##### Input records #####
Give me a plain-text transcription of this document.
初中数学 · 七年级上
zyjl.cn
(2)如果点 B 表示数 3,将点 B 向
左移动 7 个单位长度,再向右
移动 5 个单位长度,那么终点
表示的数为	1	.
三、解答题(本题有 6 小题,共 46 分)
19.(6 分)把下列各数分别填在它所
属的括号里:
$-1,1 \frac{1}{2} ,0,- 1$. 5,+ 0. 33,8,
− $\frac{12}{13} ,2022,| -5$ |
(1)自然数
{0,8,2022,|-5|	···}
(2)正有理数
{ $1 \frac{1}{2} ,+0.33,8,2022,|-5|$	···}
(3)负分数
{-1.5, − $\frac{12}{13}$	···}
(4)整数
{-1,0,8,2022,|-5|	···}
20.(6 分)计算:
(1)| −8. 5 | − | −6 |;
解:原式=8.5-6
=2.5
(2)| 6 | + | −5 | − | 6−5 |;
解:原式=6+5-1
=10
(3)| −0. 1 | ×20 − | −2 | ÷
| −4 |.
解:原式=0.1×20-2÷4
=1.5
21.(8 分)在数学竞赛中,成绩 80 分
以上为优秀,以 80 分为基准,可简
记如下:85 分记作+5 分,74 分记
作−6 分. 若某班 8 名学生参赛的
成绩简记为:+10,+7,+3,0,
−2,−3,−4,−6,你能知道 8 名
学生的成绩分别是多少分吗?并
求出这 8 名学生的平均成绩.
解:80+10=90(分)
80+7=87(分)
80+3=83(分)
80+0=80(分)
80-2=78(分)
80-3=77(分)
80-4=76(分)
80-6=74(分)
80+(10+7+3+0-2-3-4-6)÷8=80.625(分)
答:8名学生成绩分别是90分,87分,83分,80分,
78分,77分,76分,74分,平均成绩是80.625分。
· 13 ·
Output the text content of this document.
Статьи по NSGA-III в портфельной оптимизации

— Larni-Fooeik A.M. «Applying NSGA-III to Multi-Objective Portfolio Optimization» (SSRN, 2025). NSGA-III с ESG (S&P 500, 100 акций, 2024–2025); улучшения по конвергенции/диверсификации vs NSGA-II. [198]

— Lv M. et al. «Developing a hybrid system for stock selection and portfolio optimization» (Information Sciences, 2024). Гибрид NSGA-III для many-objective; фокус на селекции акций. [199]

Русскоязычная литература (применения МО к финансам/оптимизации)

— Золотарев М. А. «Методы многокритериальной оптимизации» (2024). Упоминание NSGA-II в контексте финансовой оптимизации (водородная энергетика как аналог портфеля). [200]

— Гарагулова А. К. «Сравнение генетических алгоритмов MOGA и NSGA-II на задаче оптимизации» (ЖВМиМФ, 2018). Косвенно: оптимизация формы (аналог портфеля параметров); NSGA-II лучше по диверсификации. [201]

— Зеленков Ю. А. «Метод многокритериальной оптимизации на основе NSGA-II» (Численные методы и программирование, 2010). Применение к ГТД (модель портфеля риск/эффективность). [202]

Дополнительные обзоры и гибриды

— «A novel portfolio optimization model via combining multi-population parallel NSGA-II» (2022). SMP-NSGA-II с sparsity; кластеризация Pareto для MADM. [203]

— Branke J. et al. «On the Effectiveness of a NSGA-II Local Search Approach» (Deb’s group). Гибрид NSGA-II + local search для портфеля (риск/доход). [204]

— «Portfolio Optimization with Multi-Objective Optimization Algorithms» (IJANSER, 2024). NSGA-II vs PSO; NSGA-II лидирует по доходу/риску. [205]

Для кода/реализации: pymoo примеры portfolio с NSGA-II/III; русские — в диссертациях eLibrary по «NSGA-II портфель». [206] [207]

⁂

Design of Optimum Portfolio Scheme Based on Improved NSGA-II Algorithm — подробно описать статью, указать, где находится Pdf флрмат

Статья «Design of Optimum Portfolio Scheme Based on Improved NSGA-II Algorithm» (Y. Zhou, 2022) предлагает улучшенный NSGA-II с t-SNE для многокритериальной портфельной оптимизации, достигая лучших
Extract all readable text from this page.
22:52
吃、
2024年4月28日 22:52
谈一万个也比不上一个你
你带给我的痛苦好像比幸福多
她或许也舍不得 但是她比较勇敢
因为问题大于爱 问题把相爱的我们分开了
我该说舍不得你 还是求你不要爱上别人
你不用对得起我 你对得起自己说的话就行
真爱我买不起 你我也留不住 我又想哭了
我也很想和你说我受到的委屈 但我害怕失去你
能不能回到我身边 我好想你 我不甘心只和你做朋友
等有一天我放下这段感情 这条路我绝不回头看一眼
#####
**Given task:**
Work out how many lines in the entries hold the string "document". Your answer should consist solely of that number.

**Task solution:**
2